- **Directions for this task**: Quote all of the data below exactly, please.

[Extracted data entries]
-- Start --
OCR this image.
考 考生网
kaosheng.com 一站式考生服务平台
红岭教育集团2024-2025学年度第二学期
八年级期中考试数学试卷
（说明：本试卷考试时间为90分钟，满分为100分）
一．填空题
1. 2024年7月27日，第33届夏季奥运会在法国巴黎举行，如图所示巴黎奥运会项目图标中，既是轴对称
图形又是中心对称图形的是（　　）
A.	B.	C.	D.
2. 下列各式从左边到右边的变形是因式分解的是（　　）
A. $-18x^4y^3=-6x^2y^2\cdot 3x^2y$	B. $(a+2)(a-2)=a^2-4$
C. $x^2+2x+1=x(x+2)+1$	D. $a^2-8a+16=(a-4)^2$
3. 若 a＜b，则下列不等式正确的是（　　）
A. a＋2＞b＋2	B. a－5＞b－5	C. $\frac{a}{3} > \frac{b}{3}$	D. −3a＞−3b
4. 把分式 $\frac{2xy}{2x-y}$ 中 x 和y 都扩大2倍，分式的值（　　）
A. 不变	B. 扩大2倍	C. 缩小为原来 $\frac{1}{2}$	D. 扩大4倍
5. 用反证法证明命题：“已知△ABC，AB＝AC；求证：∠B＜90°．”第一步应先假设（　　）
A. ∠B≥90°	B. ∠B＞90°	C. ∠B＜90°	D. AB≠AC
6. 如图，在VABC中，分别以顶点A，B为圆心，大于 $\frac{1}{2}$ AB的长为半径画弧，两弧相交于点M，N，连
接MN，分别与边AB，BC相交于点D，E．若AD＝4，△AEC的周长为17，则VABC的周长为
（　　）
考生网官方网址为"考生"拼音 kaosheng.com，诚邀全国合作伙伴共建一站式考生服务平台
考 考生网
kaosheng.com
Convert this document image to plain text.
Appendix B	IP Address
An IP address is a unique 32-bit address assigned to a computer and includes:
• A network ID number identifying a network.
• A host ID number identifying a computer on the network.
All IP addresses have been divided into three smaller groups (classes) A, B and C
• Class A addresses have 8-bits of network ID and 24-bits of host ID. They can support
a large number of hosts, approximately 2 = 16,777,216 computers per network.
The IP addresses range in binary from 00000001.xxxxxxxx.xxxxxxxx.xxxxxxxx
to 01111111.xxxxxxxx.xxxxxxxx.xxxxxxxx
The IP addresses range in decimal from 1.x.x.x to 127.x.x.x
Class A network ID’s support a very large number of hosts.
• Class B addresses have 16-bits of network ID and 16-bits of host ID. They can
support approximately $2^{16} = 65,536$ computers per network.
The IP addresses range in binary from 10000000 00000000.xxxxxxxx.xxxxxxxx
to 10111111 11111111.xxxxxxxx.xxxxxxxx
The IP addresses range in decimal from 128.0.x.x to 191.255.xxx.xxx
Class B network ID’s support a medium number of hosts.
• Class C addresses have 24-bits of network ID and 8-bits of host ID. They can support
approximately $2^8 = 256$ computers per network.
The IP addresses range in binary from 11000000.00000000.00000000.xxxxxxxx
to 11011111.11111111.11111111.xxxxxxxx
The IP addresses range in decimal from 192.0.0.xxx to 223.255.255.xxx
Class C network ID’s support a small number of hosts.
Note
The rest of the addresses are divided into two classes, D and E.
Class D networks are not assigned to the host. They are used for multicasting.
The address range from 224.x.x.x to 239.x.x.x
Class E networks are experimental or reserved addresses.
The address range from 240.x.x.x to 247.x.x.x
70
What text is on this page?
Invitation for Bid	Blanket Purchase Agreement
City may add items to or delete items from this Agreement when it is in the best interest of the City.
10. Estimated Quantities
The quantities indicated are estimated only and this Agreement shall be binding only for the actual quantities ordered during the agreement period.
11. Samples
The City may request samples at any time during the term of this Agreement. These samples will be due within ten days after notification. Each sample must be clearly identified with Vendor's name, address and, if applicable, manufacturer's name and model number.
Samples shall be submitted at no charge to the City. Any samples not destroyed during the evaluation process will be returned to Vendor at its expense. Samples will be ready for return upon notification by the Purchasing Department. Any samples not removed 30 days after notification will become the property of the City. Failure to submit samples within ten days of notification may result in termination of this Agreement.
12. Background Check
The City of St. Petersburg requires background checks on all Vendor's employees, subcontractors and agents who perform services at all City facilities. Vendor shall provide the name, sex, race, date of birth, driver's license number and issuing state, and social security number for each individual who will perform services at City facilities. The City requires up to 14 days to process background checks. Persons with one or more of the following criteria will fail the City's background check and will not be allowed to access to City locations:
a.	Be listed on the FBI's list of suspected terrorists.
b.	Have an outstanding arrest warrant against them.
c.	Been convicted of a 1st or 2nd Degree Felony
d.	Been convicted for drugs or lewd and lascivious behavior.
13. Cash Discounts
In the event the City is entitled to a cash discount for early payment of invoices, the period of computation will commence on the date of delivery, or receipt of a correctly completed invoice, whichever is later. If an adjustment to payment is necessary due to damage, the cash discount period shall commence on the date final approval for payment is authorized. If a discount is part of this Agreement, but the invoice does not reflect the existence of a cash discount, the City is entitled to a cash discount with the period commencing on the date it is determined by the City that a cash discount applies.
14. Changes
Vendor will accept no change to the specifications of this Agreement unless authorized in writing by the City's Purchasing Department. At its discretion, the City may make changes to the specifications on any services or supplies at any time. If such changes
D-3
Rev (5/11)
-- End --
- **Task result**:
OCR this image.
考 考生网
kaosheng.com 一站式考生服务平台
红岭教育集团2024-2025学年度第二学期
八年级期中考试数学试卷
（说明：本试卷考试时间为90分钟，满分为100分）
一．填空题
1. 2024年7月27日，第33届夏季奥运会在法国巴黎举行，如图所示巴黎奥运会项目图标中，既是轴对称
图形又是中心对称图形的是（　　）
A.	B.	C.	D.
2. 下列各式从左边到右边的变形是因式分解的是（　　）
A. $-18x^4y^3=-6x^2y^2\cdot 3x^2y$	B. $(a+2)(a-2)=a^2-4$
C. $x^2+2x+1=x(x+2)+1$	D. $a^2-8a+16=(a-4)^2$
3. 若 a＜b，则下列不等式正确的是（　　）
A. a＋2＞b＋2	B. a－5＞b－5	C. $\frac{a}{3} > \frac{b}{3}$	D. −3a＞−3b
4. 把分式 $\frac{2xy}{2x-y}$ 中 x 和y 都扩大2倍，分式的值（　　）
A. 不变	B. 扩大2倍	C. 缩小为原来 $\frac{1}{2}$	D. 扩大4倍
5. 用反证法证明命题：“已知△ABC，AB＝AC；求证：∠B＜90°．”第一步应先假设（　　）
A. ∠B≥90°	B. ∠B＞90°	C. ∠B＜90°	D. AB≠AC
6. 如图，在VABC中，分别以顶点A，B为圆心，大于 $\frac{1}{2}$ AB的长为半径画弧，两弧相交于点M，N，连
接MN，分别与边AB，BC相交于点D，E．若AD＝4，△AEC的周长为17，则VABC的周长为
（　　）
考生网官方网址为"考生"拼音 kaosheng.com，诚邀全国合作伙伴共建一站式考生服务平台
考 考生网
kaosheng.com
Convert this document image to plain text.
Appendix B	IP Address
An IP address is a unique 32-bit address assigned to a computer and includes:
• A network ID number identifying a network.
• A host ID number identifying a computer on the network.
All IP addresses have been divided into three smaller groups (classes) A, B and C
• Class A addresses have 8-bits of network ID and 24-bits of host ID. They can support
a large number of hosts, approximately 2 = 16,777,216 computers per network.
The IP addresses range in binary from 00000001.xxxxxxxx.xxxxxxxx.xxxxxxxx
to 01111111.xxxxxxxx.xxxxxxxx.xxxxxxxx
The IP addresses range in decimal from 1.x.x.x to 127.x.x.x
Class A network ID’s support a very large number of hosts.
• Class B addresses have 16-bits of network ID and 16-bits of host ID. They can
support approximately $2^{16} = 65,536$ computers per network.
The IP addresses range in binary from 10000000 00000000.xxxxxxxx.xxxxxxxx
to 10111111 11111111.xxxxxxxx.xxxxxxxx
The IP addresses range in decimal from 128.0.x.x to 191.255.xxx.xxx
Class B network ID’s support a medium number of hosts.
• Class C addresses have 24-bits of network ID and 8-bits of host ID. They can support
approximately $2^8 = 256$ computers per network.
The IP addresses range in binary from 11000000.00000000.00000000.xxxxxxxx
to 11011111.11111111.11111111.xxxxxxxx
The IP addresses range in decimal from 192.0.0.xxx to 223.255.255.xxx
Class C network ID’s support a small number of hosts.
Note
The rest of the addresses are divided into two classes, D and E.
Class D networks are not assigned to the host. They are used for multicasting.
The address range from 224.x.x.x to 239.x.x.x
Class E networks are experimental or reserved addresses.
The address range from 240.x.x.x to 247.x.x.x
70
What text is on this page?
Invitation for Bid	Blanket Purchase Agreement
City may add items to or delete items from this Agreement when it is in the best interest of the City.
10. Estimated Quantities
The quantities indicated are estimated only and this Agreement shall be binding only for the actual quantities ordered during the agreement period.
11. Samples
The City may request samples at any time during the term of this Agreement. These samples will be due within ten days after notification. Each sample must be clearly identified with Vendor's name, address and, if applicable, manufacturer's name and model number.
Samples shall be submitted at no charge to the City. Any samples not destroyed during the evaluation process will be returned to Vendor at its expense. Samples will be ready for return upon notification by the Purchasing Department. Any samples not removed 30 days after notification will become the property of the City. Failure to submit samples within ten days of notification may result in termination of this Agreement.
12. Background Check
The City of St. Petersburg requires background checks on all Vendor's employees, subcontractors and agents who perform services at all City facilities. Vendor shall provide the name, sex, race, date of birth, driver's license number and issuing state, and social security number for each individual who will perform services at City facilities. The City requires up to 14 days to process background checks. Persons with one or more of the following criteria will fail the City's background check and will not be allowed to access to City locations:
a.	Be listed on the FBI's list of suspected terrorists.
b.	Have an outstanding arrest warrant against them.
c.	Been convicted of a 1st or 2nd Degree Felony
d.	Been convicted for drugs or lewd and lascivious behavior.
13. Cash Discounts
In the event the City is entitled to a cash discount for early payment of invoices, the period of computation will commence on the date of delivery, or receipt of a correctly completed invoice, whichever is later. If an adjustment to payment is necessary due to damage, the cash discount period shall commence on the date final approval for payment is authorized. If a discount is part of this Agreement, but the invoice does not reflect the existence of a cash discount, the City is entitled to a cash discount with the period commencing on the date it is determined by the City that a cash discount applies.
14. Changes
Vendor will accept no change to the specifications of this Agreement unless authorized in writing by the City's Purchasing Department. At its discretion, the City may make changes to the specifications on any services or supplies at any time. If such changes
D-3
Rev (5/11)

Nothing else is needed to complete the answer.